** START OF EXCERPTED RECORDS **
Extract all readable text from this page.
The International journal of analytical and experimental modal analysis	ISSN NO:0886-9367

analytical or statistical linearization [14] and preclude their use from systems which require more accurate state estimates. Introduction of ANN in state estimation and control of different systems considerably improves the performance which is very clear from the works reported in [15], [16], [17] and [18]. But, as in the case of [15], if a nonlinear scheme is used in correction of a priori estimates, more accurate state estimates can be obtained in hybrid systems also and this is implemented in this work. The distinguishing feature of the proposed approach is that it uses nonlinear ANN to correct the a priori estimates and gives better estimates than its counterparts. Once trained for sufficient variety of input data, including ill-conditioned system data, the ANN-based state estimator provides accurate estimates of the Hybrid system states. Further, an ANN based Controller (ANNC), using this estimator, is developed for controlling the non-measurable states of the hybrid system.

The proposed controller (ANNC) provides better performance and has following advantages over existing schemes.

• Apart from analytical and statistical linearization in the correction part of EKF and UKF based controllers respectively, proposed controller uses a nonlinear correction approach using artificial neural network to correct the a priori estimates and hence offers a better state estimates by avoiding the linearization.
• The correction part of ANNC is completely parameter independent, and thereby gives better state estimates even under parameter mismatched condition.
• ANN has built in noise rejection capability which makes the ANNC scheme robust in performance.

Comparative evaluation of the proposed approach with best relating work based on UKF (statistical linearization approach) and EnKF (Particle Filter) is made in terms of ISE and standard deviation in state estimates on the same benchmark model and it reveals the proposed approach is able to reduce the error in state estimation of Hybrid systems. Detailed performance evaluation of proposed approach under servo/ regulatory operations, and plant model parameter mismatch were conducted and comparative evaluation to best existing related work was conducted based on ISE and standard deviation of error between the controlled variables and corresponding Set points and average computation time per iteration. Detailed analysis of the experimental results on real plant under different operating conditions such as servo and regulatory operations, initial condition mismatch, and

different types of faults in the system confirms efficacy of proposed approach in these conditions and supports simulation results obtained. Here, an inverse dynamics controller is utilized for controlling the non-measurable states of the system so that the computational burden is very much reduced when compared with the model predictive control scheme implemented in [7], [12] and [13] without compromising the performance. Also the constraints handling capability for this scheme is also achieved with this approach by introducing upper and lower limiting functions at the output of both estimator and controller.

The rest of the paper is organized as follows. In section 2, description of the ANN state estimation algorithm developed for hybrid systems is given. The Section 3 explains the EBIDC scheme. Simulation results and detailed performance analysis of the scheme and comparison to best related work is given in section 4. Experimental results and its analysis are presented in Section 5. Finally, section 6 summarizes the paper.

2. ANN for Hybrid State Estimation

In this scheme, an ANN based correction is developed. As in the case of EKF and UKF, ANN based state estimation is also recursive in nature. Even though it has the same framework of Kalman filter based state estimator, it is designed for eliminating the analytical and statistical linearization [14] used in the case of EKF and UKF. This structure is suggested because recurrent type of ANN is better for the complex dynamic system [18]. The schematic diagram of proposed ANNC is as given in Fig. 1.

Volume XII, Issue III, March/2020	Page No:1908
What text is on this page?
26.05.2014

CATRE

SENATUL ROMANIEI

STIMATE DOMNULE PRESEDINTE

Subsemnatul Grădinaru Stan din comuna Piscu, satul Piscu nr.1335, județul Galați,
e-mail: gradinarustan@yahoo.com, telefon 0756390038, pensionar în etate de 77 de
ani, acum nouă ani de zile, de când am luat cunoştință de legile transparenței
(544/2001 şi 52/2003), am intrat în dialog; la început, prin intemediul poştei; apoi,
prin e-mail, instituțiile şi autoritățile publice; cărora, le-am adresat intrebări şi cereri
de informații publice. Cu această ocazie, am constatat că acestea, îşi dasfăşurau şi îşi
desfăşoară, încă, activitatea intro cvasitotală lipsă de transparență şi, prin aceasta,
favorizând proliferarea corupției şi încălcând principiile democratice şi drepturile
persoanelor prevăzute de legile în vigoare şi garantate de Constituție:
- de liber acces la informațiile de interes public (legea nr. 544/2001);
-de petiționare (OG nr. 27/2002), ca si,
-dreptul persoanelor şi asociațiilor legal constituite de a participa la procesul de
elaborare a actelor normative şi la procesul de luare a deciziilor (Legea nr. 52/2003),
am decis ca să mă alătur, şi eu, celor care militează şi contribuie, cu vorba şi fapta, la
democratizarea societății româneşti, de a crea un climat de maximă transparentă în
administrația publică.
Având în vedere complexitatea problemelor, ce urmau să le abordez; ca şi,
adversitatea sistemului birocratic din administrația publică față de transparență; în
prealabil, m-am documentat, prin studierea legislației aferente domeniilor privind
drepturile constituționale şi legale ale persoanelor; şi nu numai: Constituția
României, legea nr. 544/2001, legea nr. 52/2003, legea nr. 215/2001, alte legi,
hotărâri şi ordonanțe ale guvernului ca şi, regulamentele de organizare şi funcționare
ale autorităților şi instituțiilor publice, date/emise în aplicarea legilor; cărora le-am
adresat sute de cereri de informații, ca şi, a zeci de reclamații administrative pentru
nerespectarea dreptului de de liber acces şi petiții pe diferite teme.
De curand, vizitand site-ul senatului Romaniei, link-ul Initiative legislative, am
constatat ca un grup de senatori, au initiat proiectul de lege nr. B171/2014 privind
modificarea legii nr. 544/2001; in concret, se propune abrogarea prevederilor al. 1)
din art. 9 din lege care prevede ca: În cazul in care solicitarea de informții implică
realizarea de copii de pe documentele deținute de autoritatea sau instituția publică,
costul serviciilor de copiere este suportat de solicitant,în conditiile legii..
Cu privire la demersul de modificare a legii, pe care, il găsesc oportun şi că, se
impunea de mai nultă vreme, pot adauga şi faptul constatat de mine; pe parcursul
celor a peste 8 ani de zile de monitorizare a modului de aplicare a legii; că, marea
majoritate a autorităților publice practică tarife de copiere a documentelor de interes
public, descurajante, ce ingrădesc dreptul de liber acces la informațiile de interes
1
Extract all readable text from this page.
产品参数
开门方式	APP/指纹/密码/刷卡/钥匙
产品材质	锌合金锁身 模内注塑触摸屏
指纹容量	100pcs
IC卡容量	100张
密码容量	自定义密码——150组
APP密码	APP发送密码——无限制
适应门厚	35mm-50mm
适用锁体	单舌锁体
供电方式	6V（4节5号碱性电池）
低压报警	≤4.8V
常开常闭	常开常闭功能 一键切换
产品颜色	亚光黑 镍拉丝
** END OF EXCERPTED RECORDS **
WHAT YOU SHOULD DO>
Count every line in the preceding entries where the string "procesul" appears, then state only the total.

OUTPUT BELOW>
2